### DATA SECTION:
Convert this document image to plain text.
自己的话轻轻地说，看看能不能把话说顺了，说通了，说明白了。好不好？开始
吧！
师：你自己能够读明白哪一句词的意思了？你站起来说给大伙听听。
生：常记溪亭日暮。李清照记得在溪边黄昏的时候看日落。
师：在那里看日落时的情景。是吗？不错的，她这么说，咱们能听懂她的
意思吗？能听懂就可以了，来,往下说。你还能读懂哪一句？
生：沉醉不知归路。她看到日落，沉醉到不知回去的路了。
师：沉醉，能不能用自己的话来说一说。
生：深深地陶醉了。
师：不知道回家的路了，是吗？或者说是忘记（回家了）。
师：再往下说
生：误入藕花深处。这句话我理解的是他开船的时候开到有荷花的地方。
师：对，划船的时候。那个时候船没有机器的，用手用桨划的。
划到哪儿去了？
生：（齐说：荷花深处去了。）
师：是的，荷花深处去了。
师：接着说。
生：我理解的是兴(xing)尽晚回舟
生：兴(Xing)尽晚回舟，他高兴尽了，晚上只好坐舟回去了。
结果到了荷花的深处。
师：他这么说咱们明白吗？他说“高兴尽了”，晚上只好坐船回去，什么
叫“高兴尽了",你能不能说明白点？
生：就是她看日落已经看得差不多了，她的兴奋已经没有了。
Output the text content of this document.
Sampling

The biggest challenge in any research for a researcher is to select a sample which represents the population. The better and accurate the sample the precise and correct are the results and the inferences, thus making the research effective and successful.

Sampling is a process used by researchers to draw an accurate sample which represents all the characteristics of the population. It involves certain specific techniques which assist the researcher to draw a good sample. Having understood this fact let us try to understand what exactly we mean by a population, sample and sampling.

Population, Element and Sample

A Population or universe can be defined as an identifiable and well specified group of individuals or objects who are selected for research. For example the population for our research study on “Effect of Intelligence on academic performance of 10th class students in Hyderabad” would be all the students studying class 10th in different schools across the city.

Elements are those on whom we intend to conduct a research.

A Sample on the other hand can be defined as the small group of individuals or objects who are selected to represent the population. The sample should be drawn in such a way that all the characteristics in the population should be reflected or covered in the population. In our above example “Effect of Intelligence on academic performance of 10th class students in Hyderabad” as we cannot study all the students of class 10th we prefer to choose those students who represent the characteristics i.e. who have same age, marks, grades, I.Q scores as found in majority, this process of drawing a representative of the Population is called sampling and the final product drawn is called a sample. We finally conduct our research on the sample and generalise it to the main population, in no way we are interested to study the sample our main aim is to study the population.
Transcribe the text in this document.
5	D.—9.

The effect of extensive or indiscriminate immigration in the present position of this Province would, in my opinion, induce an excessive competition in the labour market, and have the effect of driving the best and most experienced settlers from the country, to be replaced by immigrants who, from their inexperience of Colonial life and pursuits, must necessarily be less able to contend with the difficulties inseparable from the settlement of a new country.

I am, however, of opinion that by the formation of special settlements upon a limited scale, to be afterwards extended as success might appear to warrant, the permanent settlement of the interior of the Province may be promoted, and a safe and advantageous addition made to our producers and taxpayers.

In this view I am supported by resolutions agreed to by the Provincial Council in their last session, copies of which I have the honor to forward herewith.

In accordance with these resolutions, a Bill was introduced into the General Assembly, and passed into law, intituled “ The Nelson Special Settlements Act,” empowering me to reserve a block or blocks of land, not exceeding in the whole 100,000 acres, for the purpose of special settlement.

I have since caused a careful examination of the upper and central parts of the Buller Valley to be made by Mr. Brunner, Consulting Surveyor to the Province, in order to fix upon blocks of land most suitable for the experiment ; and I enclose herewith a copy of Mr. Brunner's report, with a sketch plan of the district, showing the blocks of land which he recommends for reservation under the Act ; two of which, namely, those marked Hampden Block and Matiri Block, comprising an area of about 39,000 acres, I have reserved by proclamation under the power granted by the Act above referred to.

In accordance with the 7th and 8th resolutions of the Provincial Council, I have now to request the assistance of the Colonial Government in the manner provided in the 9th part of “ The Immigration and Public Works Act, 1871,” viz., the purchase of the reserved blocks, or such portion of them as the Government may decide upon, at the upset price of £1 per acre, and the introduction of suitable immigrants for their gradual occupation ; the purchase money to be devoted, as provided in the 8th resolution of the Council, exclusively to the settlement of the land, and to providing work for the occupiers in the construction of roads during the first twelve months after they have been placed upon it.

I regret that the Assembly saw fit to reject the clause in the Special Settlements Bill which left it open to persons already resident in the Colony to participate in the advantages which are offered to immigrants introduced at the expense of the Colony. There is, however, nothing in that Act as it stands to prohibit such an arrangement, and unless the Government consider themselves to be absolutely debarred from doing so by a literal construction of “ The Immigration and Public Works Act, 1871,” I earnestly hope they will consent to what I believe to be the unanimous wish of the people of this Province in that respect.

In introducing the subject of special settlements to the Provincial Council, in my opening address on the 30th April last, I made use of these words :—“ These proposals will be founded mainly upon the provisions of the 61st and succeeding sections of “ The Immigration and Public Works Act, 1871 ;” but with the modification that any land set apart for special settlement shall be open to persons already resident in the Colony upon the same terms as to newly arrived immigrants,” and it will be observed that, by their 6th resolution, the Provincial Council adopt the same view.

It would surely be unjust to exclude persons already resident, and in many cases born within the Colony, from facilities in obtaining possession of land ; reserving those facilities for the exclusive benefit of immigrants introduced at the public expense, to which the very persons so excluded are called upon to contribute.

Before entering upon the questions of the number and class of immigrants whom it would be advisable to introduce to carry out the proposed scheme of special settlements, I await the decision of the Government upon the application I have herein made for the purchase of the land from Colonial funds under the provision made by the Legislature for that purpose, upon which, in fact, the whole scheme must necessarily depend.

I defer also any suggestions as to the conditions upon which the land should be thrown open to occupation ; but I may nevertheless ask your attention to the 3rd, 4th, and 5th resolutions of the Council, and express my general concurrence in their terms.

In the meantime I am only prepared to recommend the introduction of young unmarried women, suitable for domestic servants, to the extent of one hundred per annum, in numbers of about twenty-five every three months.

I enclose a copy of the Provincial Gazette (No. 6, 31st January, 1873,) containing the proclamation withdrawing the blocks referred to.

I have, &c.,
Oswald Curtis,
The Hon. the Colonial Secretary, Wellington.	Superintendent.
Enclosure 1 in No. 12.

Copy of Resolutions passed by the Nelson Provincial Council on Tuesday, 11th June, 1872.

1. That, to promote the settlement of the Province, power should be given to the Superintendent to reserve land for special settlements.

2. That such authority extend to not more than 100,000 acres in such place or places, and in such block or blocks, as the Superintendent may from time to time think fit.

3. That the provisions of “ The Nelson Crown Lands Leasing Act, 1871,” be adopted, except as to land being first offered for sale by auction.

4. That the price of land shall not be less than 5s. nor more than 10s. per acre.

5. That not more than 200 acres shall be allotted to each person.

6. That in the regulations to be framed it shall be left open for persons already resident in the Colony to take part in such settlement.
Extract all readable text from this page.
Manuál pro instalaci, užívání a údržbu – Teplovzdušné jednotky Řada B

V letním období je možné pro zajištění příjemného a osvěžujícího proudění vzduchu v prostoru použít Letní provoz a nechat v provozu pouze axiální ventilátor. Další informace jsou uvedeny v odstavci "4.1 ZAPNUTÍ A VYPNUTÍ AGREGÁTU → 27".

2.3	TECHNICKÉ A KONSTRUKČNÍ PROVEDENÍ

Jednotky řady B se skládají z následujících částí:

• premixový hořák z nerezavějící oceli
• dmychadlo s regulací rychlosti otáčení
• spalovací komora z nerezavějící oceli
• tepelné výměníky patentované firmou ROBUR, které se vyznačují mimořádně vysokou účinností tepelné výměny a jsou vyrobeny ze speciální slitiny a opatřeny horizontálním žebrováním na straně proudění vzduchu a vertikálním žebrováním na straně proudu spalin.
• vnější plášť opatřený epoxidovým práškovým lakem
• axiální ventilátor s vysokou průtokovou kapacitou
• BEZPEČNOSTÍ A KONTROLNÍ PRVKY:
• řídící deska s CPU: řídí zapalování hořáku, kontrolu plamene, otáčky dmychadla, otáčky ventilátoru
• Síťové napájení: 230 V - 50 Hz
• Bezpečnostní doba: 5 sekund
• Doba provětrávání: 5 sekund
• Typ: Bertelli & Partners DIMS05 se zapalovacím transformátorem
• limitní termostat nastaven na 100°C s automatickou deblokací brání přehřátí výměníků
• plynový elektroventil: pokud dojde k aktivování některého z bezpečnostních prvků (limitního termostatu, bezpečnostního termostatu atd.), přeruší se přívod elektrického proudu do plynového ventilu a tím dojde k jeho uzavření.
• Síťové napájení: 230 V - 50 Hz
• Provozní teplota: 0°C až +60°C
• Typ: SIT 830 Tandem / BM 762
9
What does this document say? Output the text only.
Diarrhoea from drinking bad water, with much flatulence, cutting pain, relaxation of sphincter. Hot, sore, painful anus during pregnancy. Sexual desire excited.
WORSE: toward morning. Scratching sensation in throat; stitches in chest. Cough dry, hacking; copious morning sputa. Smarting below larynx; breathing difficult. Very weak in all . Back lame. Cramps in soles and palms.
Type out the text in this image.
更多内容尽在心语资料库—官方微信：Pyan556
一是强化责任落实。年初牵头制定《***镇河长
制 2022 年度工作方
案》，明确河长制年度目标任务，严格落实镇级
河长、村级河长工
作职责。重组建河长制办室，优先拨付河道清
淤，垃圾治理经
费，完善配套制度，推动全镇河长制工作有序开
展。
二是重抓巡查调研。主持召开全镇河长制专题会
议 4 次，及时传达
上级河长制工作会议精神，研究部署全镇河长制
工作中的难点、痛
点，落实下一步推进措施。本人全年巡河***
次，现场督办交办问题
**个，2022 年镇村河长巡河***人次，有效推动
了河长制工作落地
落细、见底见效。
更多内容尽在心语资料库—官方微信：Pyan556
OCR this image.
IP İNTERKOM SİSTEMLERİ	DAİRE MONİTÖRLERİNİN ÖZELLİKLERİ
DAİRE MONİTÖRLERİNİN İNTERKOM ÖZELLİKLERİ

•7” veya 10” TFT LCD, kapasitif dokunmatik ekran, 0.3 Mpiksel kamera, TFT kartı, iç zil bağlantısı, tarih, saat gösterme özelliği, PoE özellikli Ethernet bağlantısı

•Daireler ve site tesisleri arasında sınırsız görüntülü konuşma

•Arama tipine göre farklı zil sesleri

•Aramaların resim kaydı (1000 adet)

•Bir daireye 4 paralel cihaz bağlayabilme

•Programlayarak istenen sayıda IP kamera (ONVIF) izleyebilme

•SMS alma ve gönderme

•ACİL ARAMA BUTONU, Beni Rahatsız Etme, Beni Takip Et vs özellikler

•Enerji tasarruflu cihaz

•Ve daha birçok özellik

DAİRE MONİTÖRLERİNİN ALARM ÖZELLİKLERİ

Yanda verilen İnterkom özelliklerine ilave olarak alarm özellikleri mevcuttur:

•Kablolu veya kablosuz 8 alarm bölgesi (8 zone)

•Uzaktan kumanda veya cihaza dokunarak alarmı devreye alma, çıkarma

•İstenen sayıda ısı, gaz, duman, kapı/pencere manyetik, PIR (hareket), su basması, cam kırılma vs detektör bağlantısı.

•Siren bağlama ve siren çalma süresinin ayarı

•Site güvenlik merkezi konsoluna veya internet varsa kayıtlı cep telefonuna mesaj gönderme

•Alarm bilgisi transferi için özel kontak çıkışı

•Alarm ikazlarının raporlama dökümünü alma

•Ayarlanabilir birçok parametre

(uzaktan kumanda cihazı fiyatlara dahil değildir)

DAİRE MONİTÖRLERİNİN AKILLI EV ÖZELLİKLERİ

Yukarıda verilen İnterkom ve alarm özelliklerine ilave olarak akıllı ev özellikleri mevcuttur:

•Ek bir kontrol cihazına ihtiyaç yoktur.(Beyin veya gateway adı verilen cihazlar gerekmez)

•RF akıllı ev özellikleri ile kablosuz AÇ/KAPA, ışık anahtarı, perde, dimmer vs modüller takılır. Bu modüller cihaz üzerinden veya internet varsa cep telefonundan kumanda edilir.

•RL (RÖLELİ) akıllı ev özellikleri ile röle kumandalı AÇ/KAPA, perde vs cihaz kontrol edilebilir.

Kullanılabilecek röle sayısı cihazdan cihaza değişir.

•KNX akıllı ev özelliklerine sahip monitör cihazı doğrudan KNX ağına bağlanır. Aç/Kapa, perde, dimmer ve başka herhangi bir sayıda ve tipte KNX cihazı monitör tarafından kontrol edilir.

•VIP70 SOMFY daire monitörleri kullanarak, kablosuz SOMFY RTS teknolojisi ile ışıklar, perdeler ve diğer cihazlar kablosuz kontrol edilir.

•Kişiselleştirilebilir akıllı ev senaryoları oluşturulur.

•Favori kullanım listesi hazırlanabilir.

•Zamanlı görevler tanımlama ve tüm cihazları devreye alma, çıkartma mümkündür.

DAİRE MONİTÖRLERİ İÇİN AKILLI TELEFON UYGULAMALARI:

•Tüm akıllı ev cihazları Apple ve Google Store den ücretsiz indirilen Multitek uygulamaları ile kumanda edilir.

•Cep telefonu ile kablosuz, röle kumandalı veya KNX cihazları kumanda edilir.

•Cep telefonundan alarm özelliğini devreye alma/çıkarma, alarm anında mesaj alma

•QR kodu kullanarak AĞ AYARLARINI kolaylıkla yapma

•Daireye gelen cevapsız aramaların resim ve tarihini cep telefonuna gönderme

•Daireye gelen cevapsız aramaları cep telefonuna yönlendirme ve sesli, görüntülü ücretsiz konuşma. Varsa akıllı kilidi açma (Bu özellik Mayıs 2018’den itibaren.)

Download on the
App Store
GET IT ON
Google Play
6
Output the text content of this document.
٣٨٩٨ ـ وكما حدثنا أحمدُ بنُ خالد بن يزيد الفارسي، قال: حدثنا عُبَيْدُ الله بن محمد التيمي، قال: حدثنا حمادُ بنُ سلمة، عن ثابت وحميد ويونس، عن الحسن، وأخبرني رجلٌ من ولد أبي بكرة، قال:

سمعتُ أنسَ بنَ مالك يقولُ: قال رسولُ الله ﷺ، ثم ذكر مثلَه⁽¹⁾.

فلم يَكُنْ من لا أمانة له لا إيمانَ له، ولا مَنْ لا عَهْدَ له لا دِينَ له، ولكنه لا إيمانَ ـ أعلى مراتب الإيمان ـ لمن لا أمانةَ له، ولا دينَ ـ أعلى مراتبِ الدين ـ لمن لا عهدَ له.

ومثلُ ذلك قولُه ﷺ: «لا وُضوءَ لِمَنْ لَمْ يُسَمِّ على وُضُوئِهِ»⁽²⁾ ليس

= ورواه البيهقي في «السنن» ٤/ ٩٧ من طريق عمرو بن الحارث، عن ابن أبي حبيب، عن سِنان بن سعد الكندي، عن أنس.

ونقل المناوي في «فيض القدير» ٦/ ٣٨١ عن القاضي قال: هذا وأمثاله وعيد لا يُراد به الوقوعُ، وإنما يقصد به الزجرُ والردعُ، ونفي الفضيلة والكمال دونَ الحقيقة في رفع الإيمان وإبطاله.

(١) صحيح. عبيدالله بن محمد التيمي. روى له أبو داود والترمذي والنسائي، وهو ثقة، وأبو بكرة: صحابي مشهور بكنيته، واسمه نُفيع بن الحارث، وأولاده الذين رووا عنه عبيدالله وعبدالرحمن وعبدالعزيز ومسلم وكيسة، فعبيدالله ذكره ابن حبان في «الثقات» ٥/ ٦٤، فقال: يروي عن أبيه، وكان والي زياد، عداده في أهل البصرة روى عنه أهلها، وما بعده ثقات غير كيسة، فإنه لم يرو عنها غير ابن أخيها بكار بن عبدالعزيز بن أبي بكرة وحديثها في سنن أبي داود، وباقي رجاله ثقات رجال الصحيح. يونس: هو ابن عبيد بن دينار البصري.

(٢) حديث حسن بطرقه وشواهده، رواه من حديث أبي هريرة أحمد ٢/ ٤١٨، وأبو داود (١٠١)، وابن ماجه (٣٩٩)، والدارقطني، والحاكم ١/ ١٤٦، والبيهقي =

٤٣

### REQUEST:
Extract lines where the string "proclamation" occurs.

### ANSWER FOR THE TASK:
I have since caused a careful examination of the upper and central parts of the Buller Valley to be made by Mr. Brunner, Consulting Surveyor to the Province, in order to fix upon blocks of land most suitable for the experiment ; and I enclose herewith a copy of Mr. Brunner's report, with a sketch plan of the district, showing the blocks of land which he recommends for reservation under the Act ; two of which, namely, those marked Hampden Block and Matiri Block, comprising an area of about 39,000 acres, I have reserved by proclamation under the power granted by the Act above referred to.
I enclose a copy of the Provincial Gazette (No. 6, 31st January, 1873,) containing the proclamation withdrawing the blocks referred to.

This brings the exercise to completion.